-- begin Provided data --

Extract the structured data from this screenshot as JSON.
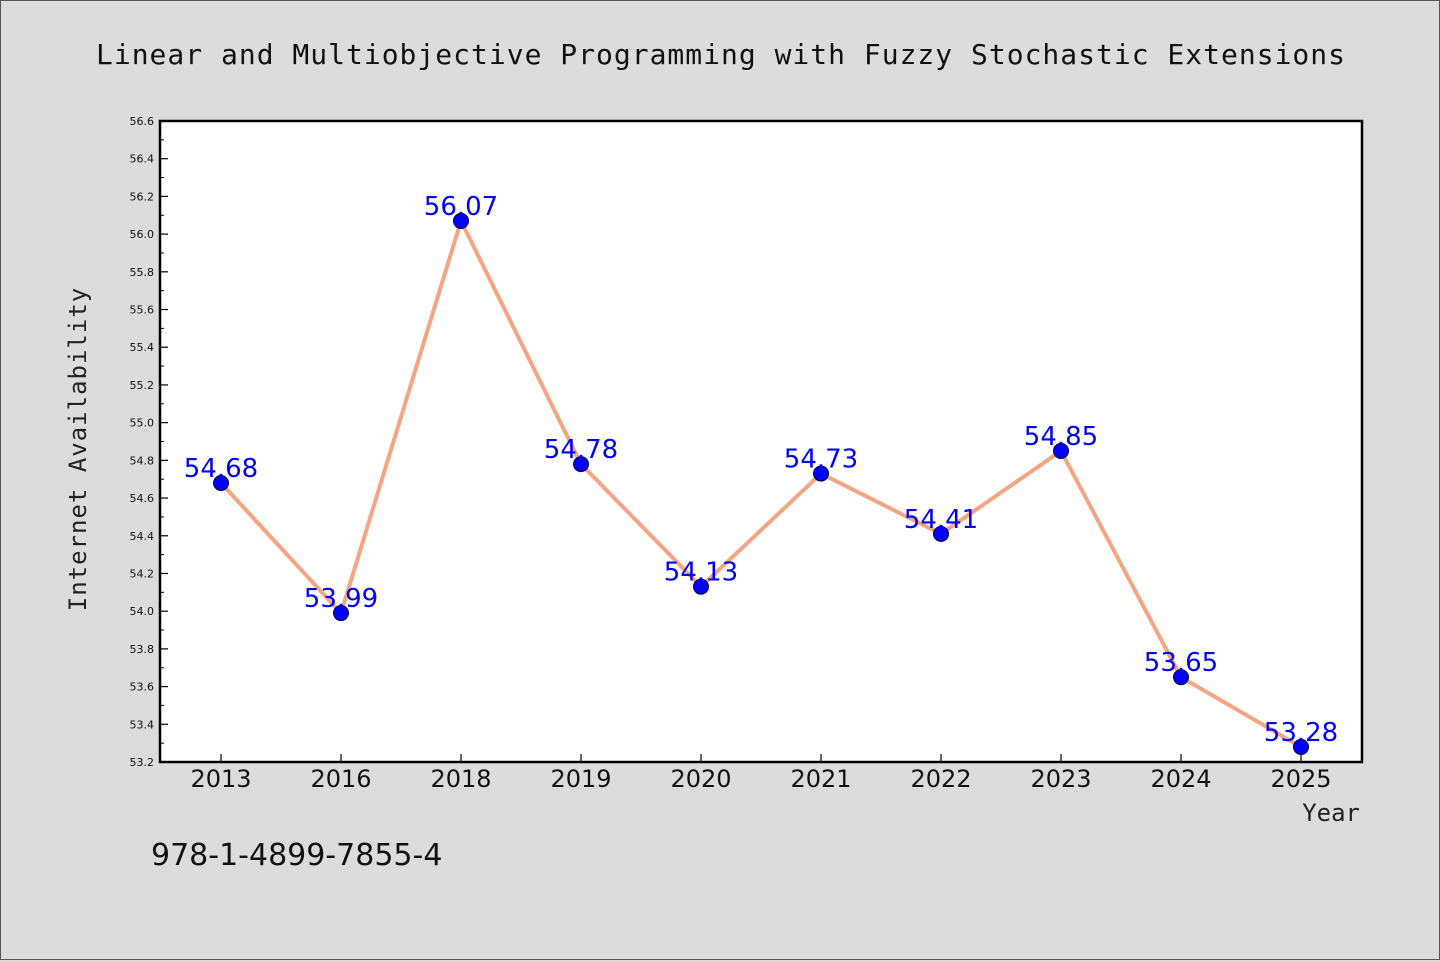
{
  "chart_data": {
    "type": "line",
    "title": "Linear and Multiobjective Programming with Fuzzy Stochastic Extensions",
    "xlabel": "Year",
    "ylabel": "Internet Availability",
    "categories": [
      "2013",
      "2016",
      "2018",
      "2019",
      "2020",
      "2021",
      "2022",
      "2023",
      "2024",
      "2025"
    ],
    "series": [
      {
        "values": [
          54.68,
          53.99,
          56.07,
          54.78,
          54.13,
          54.73,
          54.41,
          54.85,
          53.65,
          53.28
        ],
        "labels": [
          "54.68",
          "53.99",
          "56.07",
          "54.78",
          "54.13",
          "54.73",
          "54.41",
          "54.85",
          "53.65",
          "53.28"
        ],
        "line_color": "#f4a582",
        "marker_color": "#0000ff"
      }
    ],
    "ylim": [
      53.2,
      56.6
    ],
    "yticks": [
      "53.2",
      "53.4",
      "53.6",
      "53.8",
      "54.0",
      "54.2",
      "54.4",
      "54.6",
      "54.8",
      "55.0",
      "55.2",
      "55.4",
      "55.6",
      "55.8",
      "56.0",
      "56.2",
      "56.4",
      "56.6"
    ],
    "grid": false,
    "legend": "none",
    "label_color": "#0000ff"
  },
  "annotation": "978-1-4899-7855-4"
}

-- end Provided data --

● **Directions**: Retype all of the entries exactly as written, leaving out any images.

● **Answer to this problem**:
Extract the structured data from this screenshot as JSON.
{
  "chart_data": {
    "type": "line",
    "title": "Linear and Multiobjective Programming with Fuzzy Stochastic Extensions",
    "xlabel": "Year",
    "ylabel": "Internet Availability",
    "categories": [
      "2013",
      "2016",
      "2018",
      "2019",
      "2020",
      "2021",
      "2022",
      "2023",
      "2024",
      "2025"
    ],
    "series": [
      {
        "values": [
          54.68,
          53.99,
          56.07,
          54.78,
          54.13,
          54.73,
          54.41,
          54.85,
          53.65,
          53.28
        ],
        "labels": [
          "54.68",
          "53.99",
          "56.07",
          "54.78",
          "54.13",
          "54.73",
          "54.41",
          "54.85",
          "53.65",
          "53.28"
        ],
        "line_color": "#f4a582",
        "marker_color": "#0000ff"
      }
    ],
    "ylim": [
      53.2,
      56.6
    ],
    "yticks": [
      "53.2",
      "53.4",
      "53.6",
      "53.8",
      "54.0",
      "54.2",
      "54.4",
      "54.6",
      "54.8",
      "55.0",
      "55.2",
      "55.4",
      "55.6",
      "55.8",
      "56.0",
      "56.2",
      "56.4",
      "56.6"
    ],
    "grid": false,
    "legend": "none",
    "label_color": "#0000ff"
  },
  "annotation": "978-1-4899-7855-4"
}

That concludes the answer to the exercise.